§ REQUEST
Reproduce the records exactly.

§ DATA EXTRACT

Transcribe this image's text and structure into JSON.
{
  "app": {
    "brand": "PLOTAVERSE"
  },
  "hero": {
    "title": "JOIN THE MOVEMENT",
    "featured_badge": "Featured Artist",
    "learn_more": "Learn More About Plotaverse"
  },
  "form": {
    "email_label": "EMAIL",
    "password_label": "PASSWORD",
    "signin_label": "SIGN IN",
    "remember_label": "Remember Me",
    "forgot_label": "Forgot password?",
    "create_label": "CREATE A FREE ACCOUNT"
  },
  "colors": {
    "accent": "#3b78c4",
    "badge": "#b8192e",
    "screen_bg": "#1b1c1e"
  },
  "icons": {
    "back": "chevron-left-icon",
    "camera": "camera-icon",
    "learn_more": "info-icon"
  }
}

§ ANSWER TO THE PROBLEM
Transcribe this image's text and structure into JSON.
{
  "app": {
    "brand": "PLOTAVERSE"
  },
  "hero": {
    "title": "JOIN THE MOVEMENT",
    "featured_badge": "Featured Artist",
    "learn_more": "Learn More About Plotaverse"
  },
  "form": {
    "email_label": "EMAIL",
    "password_label": "PASSWORD",
    "signin_label": "SIGN IN",
    "remember_label": "Remember Me",
    "forgot_label": "Forgot password?",
    "create_label": "CREATE A FREE ACCOUNT"
  },
  "colors": {
    "accent": "#3b78c4",
    "badge": "#b8192e",
    "screen_bg": "#1b1c1e"
  },
  "icons": {
    "back": "chevron-left-icon",
    "camera": "camera-icon",
    "learn_more": "info-icon"
  }
}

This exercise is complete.